Parti dell'esercizio
**a.** Ricopia per intero e senza cambiare nulla il testo sulla sorveglianza.
**b.** Nelle voci, prendi il tratto che va dalla riga con "face — [511, 90, 565, 166]" fino a quella con "Detect and localize", entrambe comprese, e riscrivilo mettendo "percentuale" al posto di "percent" e lasciando tutto il resto com'è. Restituisci solo queste righe.

Qualche giorno fa il nostro nuovo compagno di avventure Woodi Forlano ci segnala questa cosa accaduta in India (sul video dell’aggressione ad una ragazzina) e Valerio giustamente rifletteva sul fatto che la prima cosa che viene in mente di fare in questi casi è la richiesta di maggiore “sicurezza” e soprattutto “sorveglianza”.

Non è un caso se si comunica la notizia che facebook lascia spiare le vostre conversazioni private (come se ci fosse bisogno di saperlo da Repubblica, figuriamoci) osando dire in appena un rigo che spiare la conversazione di milioni di utenti avrebbe dato un grandioso risultato: l’arresto di UN pedofilo.

Ciò che penso di teknosorveglianza è più o meno è ben riassunto da questo racconto e non servono serie televisive come Person Of Interest a farmi cambiare idea.

Dati delle annotazioni dei riquadri:

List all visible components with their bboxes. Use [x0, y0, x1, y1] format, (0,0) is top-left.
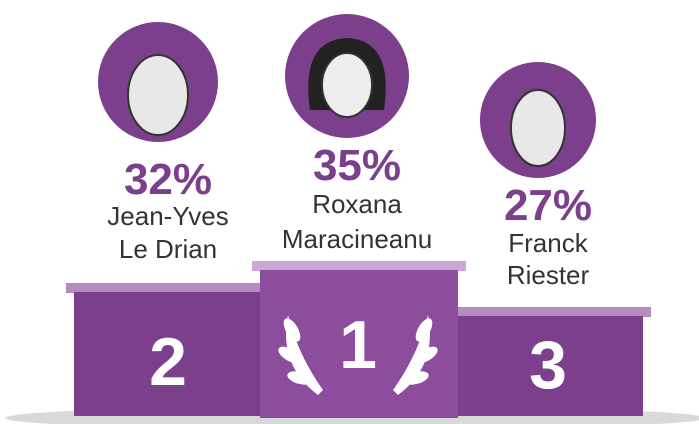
face — [511, 90, 565, 166]
rank: 1 — [339, 307, 377, 383]
name: Roxana — [312, 189, 402, 219]
name: Le Drian — [119, 234, 217, 264]
rank: 3 — [529, 327, 567, 403]
podium-infographic: 32% Jean-Yves Le Drian 2 35% Roxana Mara… — [0, 0, 699, 424]
percent: 32% — [124, 155, 212, 204]
name: Franck — [508, 228, 588, 258]
block-top — [458, 307, 651, 317]
name: Riester — [507, 260, 590, 290]
percent: 27% — [504, 181, 592, 230]
percent: 35% — [313, 141, 401, 190]
face — [128, 55, 188, 135]
rank: 2 — [149, 324, 187, 400]
face — [322, 53, 372, 117]
name: Jean-Yves — [107, 201, 228, 231]
block-top — [252, 261, 466, 271]
block-top — [66, 283, 261, 293]
name: Maracineanu — [282, 224, 432, 254]
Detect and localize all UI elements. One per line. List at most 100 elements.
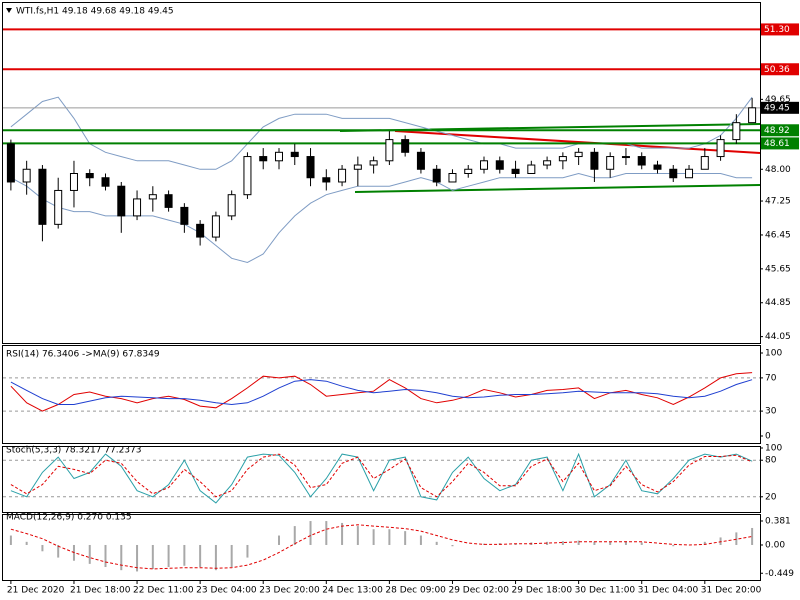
- x-tick-label: 28 Dec 09:00: [385, 586, 446, 596]
- price-level-tag: [761, 124, 799, 137]
- candle-body: [38, 168, 47, 225]
- panel-title: MACD(12,26,9) 0.270 0.135: [6, 513, 132, 523]
- menu-arrow-icon[interactable]: [6, 8, 12, 13]
- price-level-tag: [761, 63, 799, 76]
- candle-body: [180, 206, 189, 225]
- chart-title: WTI.fs,H1 49.18 49.68 49.18 49.45: [16, 7, 174, 17]
- price-level-label: 48.92: [764, 126, 790, 136]
- candle-body: [432, 168, 441, 183]
- candle-body: [606, 156, 615, 170]
- candle-body: [306, 156, 315, 179]
- candle-body: [621, 156, 630, 159]
- candle-body: [164, 194, 173, 208]
- candle-body: [401, 139, 410, 153]
- price-level-tag: [761, 23, 799, 36]
- y-tick-label: 30: [765, 407, 777, 417]
- x-tick-label: 29 Dec 02:00: [448, 586, 509, 596]
- candle-body: [685, 168, 694, 179]
- panel-title: Stoch(5,3,3) 78.3217 77.2373: [6, 446, 141, 456]
- candle-body: [133, 198, 142, 217]
- macd-panel-frame: [2, 514, 761, 581]
- x-tick-label: 31 Dec 04:00: [638, 586, 699, 596]
- candle-body: [148, 194, 157, 200]
- candle-body: [353, 164, 362, 170]
- candle-body: [22, 168, 31, 183]
- candle-body: [69, 173, 78, 191]
- y-tick-label: 46.45: [765, 230, 791, 240]
- candle-body: [211, 215, 220, 238]
- candle-body: [274, 151, 283, 162]
- price-level-label: 51.30: [764, 25, 790, 35]
- candle-body: [338, 168, 347, 183]
- candle-body: [290, 151, 299, 158]
- candle-body: [637, 156, 646, 166]
- candle-body: [101, 177, 110, 187]
- x-tick-label: 24 Dec 13:00: [322, 586, 383, 596]
- x-tick-label: 21 Dec 2020: [7, 586, 65, 596]
- y-tick-label: -0.449: [765, 569, 794, 579]
- indicator-line: [10, 379, 753, 406]
- y-tick-label: 70: [765, 373, 777, 383]
- price-level-tag: [761, 101, 799, 114]
- bollinger-upper: [10, 96, 753, 170]
- panel-title: RSI(14) 76.3406 ->MA(9) 67.8349: [6, 350, 160, 360]
- candle-body: [385, 139, 394, 162]
- indicator-line: [10, 372, 753, 412]
- candle-body: [590, 151, 599, 170]
- x-tick-label: 23 Dec 04:00: [196, 586, 257, 596]
- main-panel-frame: [2, 2, 761, 344]
- y-tick-label: 20: [765, 492, 777, 502]
- x-tick-label: 29 Dec 18:00: [512, 586, 573, 596]
- candle-body: [511, 168, 520, 174]
- y-tick-label: 48.00: [765, 165, 791, 175]
- candle-body: [653, 164, 662, 170]
- y-tick-label: 100: [765, 349, 782, 359]
- indicator-line: [10, 452, 753, 504]
- candle-body: [732, 122, 741, 141]
- y-tick-label: 0: [765, 432, 771, 442]
- y-tick-label: 49.65: [765, 95, 791, 105]
- x-tick-label: 23 Dec 20:00: [259, 586, 320, 596]
- y-tick-label: 44.85: [765, 298, 791, 308]
- x-tick-label: 21 Dec 18:00: [70, 586, 131, 596]
- candle-body: [543, 160, 552, 166]
- trendline: [354, 184, 761, 193]
- y-tick-label: 0.00: [765, 540, 785, 550]
- rsi-panel-frame: [2, 345, 761, 444]
- price-level-label: 48.61: [764, 139, 790, 149]
- x-tick-label: 30 Dec 11:00: [575, 586, 636, 596]
- candle-body: [259, 156, 268, 162]
- candle-body: [85, 173, 94, 179]
- price-level-label: 49.45: [764, 103, 790, 113]
- y-tick-label: 100: [765, 444, 782, 454]
- candle-body: [117, 185, 126, 217]
- candle-body: [322, 177, 331, 183]
- candle-body: [700, 156, 709, 170]
- stoch-panel-frame: [2, 446, 761, 513]
- macd-signal: [10, 524, 753, 570]
- x-tick-label: 31 Dec 20:00: [701, 586, 762, 596]
- candle-body: [748, 107, 757, 124]
- y-tick-label: 0.381: [765, 516, 791, 526]
- y-tick-label: 80: [765, 456, 777, 466]
- y-tick-label: 45.65: [765, 264, 791, 274]
- candle-body: [243, 156, 252, 196]
- candle-body: [527, 164, 536, 174]
- y-tick-label: 44.05: [765, 332, 791, 342]
- candle-body: [574, 151, 583, 158]
- candle-body: [448, 173, 457, 183]
- price-level-tag: [761, 137, 799, 150]
- candle-body: [558, 156, 567, 162]
- candle-body: [669, 168, 678, 179]
- price-level-label: 50.36: [764, 65, 790, 75]
- candle-body: [416, 151, 425, 170]
- y-tick-label: 47.25: [765, 197, 791, 207]
- trendline: [394, 130, 761, 154]
- candle-body: [54, 189, 63, 225]
- candle-body: [480, 160, 489, 170]
- candle-body: [196, 223, 205, 238]
- candle-body: [464, 168, 473, 174]
- candle-body: [6, 143, 15, 183]
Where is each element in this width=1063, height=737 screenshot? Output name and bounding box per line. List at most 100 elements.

Risposte attese
**a.**
Qualche giorno fa il nostro nuovo compagno di avventure Woodi Forlano ci segnala questa cosa accaduta in India (sul video dell’aggressione ad una ragazzina) e Valerio giustamente rifletteva sul fatto che la prima cosa che viene in mente di fare in questi casi è la richiesta di maggiore “sicurezza” e soprattutto “sorveglianza”.

Non è un caso se si comunica la notizia che facebook lascia spiare le vostre conversazioni private (come se ci fosse bisogno di saperlo da Repubblica, figuriamoci) osando dire in appena un rigo che spiare la conversazione di milioni di utenti avrebbe dato un grandioso risultato: l’arresto di UN pedofilo.

Ciò che penso di teknosorveglianza è più o meno è ben riassunto da questo racconto e non servono serie televisive come Person Of Interest a farmi cambiare idea.

**b.**
face — [511, 90, 565, 166]
rank: 1 — [339, 307, 377, 383]
name: Roxana — [312, 189, 402, 219]
name: Le Drian — [119, 234, 217, 264]
rank: 3 — [529, 327, 567, 403]
podium-infographic: 32% Jean-Yves Le Drian 2 35% Roxana Mara… — [0, 0, 699, 424]
percentuale: 32% — [124, 155, 212, 204]
name: Franck — [508, 228, 588, 258]
block-top — [458, 307, 651, 317]
name: Riester — [507, 260, 590, 290]
percentuale: 27% — [504, 181, 592, 230]
percentuale: 35% — [313, 141, 401, 190]
face — [128, 55, 188, 135]
rank: 2 — [149, 324, 187, 400]
face — [322, 53, 372, 117]
name: Jean-Yves — [107, 201, 228, 231]
block-top — [252, 261, 466, 271]
block-top — [66, 283, 261, 293]
name: Maracineanu — [282, 224, 432, 254]
Detect and localize all UI elements. One per line. List at most 100 elements.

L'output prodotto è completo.